Begin Input data

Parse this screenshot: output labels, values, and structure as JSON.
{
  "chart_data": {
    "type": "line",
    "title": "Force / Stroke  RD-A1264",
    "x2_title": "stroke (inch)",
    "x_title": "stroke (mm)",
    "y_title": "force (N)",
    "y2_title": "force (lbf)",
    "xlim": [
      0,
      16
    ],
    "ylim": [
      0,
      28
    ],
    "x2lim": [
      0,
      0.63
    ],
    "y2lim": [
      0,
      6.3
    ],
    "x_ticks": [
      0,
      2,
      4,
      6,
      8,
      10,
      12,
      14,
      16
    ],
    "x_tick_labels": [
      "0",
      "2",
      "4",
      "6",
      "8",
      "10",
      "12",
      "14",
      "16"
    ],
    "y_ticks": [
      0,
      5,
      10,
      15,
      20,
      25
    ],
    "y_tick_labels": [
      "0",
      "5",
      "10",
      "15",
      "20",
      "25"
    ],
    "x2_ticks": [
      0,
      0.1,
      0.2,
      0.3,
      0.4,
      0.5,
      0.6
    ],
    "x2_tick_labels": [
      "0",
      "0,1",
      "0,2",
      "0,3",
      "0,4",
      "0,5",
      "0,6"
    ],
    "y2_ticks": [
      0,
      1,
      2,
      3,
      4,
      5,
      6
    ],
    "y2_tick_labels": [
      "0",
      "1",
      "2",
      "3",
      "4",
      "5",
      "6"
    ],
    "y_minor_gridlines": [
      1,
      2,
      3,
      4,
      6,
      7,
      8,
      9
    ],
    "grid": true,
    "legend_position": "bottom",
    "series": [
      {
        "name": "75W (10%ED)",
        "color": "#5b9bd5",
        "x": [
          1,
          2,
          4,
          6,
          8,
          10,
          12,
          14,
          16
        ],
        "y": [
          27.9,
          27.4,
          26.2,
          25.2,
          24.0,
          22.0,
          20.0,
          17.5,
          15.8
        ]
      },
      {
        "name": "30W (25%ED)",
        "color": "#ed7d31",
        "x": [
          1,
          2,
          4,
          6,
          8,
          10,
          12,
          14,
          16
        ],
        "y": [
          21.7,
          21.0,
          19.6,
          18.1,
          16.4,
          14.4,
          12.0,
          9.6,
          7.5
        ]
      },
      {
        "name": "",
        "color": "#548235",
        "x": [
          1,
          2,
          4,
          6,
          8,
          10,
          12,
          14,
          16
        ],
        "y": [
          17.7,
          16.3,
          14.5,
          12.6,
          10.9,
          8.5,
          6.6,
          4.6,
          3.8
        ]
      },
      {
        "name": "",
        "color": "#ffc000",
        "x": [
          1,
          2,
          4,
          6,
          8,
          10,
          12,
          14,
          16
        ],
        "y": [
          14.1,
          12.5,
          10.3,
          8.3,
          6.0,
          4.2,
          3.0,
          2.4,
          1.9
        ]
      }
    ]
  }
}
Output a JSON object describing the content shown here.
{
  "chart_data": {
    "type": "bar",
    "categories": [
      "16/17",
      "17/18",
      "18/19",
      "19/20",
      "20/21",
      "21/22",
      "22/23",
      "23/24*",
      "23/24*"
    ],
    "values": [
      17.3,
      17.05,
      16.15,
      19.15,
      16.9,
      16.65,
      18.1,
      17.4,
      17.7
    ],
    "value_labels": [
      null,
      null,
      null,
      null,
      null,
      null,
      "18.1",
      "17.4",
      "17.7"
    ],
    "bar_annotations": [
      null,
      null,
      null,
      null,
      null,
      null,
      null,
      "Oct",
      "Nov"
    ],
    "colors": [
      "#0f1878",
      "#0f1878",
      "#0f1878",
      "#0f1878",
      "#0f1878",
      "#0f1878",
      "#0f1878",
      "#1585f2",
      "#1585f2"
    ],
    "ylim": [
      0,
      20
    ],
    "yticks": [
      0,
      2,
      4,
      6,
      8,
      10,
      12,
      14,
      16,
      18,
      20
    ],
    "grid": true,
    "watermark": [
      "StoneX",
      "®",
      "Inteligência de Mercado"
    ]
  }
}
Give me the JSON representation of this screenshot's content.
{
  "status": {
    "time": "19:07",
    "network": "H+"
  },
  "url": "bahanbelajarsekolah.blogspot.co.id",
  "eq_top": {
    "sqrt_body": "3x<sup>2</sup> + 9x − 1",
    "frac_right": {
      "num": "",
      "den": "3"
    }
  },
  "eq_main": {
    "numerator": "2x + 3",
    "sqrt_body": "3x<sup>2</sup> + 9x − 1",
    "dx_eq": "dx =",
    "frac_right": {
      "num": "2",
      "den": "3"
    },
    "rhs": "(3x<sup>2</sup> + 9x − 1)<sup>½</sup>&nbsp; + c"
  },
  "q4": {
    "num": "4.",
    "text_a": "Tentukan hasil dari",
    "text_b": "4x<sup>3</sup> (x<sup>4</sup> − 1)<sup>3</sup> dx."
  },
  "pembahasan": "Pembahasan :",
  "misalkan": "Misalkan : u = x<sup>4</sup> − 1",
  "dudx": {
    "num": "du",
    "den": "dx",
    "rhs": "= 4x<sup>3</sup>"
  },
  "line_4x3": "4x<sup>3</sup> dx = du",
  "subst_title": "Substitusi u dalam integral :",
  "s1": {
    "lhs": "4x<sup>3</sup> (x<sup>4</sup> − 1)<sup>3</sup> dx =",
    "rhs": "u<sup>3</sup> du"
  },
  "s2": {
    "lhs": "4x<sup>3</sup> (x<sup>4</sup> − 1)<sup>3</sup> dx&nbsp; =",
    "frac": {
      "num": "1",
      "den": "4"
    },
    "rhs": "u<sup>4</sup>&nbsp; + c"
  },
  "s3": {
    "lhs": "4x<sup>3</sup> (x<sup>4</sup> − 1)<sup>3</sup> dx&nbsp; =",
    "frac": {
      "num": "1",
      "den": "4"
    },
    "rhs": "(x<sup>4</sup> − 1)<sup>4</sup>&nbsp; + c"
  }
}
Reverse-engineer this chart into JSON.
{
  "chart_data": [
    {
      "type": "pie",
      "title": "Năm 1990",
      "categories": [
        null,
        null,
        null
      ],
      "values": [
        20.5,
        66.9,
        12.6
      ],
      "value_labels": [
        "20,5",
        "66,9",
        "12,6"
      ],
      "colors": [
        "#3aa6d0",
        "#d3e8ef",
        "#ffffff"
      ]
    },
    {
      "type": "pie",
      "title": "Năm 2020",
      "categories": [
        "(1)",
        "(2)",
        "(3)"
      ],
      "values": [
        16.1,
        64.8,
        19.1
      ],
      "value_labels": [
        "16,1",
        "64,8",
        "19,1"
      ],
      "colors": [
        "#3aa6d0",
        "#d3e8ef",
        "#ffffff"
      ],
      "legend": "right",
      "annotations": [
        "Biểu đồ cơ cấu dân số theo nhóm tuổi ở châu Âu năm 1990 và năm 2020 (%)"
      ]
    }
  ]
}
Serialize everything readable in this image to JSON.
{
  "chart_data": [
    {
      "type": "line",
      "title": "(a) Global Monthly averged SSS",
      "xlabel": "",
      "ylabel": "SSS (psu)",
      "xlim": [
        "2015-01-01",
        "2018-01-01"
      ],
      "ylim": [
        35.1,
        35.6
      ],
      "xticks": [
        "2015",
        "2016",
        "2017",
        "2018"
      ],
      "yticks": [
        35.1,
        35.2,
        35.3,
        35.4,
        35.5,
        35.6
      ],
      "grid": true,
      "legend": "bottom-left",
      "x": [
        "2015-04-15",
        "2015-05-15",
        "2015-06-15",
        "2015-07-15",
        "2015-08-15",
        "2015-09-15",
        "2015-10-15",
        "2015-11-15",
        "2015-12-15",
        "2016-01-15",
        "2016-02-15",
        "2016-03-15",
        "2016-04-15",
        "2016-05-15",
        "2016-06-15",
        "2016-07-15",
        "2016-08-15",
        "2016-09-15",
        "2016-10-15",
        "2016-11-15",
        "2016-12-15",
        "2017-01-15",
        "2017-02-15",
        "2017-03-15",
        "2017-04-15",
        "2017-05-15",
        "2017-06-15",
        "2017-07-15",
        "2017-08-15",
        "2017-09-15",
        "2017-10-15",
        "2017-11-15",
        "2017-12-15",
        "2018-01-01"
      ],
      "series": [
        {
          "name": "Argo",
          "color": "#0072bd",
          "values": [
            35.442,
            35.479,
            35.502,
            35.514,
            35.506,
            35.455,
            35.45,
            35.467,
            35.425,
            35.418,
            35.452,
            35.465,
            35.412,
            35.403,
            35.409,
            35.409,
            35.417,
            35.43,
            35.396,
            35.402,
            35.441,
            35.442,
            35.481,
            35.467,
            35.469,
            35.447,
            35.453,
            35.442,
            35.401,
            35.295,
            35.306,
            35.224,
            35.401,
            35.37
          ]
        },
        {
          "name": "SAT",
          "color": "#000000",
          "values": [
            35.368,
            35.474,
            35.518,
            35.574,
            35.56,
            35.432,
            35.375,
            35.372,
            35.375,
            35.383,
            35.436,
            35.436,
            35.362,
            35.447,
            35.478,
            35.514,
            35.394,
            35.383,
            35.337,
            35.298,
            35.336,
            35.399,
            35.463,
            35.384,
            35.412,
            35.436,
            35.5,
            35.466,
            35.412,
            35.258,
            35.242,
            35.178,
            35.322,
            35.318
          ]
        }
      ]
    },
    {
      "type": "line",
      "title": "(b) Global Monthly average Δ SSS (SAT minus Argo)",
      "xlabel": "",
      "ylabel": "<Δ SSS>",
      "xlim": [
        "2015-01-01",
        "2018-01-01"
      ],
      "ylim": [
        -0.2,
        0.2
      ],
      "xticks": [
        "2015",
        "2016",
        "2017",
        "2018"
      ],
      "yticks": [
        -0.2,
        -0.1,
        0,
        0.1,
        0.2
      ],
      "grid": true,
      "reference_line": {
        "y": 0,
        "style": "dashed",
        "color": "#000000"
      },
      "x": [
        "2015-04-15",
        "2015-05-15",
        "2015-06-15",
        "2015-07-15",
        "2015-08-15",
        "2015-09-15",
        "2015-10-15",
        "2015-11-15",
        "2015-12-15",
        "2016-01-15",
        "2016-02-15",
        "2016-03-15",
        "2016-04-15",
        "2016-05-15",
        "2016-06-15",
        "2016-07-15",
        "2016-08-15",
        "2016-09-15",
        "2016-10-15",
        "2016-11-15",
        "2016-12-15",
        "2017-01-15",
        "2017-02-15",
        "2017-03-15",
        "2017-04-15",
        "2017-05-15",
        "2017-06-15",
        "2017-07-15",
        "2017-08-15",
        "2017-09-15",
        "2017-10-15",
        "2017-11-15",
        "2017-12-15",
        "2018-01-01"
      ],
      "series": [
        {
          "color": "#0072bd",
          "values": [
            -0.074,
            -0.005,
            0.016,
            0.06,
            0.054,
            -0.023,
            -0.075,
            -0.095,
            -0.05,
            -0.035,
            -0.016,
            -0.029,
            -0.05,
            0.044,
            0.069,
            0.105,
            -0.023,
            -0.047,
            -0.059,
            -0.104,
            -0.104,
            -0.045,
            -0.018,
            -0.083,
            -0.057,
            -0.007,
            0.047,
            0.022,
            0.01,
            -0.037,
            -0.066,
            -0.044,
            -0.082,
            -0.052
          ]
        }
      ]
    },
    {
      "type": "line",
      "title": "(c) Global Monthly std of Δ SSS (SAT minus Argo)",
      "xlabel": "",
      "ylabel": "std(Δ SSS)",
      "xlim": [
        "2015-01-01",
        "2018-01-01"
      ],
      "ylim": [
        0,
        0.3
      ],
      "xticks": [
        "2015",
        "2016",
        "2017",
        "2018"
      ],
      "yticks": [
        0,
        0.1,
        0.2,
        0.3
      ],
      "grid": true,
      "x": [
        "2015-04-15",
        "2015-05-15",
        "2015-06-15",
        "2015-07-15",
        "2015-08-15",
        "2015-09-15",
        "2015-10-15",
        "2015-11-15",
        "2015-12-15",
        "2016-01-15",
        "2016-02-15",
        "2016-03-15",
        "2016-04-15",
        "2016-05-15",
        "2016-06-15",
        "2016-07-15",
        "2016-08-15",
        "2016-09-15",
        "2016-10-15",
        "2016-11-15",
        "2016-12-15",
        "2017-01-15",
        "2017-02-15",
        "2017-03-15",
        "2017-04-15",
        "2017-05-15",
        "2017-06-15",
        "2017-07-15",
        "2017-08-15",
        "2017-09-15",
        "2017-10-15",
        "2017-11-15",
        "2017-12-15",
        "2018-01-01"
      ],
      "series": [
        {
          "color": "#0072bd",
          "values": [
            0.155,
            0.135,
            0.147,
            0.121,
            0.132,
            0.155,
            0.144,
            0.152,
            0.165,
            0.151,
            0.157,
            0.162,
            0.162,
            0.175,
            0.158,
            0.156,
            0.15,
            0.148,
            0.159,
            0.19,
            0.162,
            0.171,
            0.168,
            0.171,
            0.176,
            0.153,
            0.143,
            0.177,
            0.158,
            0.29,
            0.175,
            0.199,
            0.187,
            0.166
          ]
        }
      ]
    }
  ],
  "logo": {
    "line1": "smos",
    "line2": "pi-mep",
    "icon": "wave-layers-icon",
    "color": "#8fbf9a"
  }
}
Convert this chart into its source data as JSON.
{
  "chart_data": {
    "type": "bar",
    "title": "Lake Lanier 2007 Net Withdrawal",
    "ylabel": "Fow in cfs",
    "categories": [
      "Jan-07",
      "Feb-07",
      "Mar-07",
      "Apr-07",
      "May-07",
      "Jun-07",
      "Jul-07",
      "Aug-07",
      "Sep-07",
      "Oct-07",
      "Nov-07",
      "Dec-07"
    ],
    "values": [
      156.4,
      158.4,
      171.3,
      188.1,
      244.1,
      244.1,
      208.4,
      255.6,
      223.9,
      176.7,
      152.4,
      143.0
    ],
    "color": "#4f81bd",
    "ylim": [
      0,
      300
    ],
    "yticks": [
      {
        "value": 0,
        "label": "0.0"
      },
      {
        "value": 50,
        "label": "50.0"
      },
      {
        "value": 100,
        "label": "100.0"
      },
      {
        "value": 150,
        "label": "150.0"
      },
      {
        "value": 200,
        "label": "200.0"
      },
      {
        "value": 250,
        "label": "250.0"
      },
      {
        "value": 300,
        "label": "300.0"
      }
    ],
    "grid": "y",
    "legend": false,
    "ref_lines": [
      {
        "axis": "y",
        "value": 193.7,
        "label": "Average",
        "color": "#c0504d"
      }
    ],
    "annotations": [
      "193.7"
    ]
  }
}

End Input data

> **Exercise details**:
Filter for "minus". Return all lines that hold it.

> **Exercise result**:
      "title": "(b) Global Monthly average Δ SSS (SAT minus Argo)",
      "title": "(c) Global Monthly std of Δ SSS (SAT minus Argo)",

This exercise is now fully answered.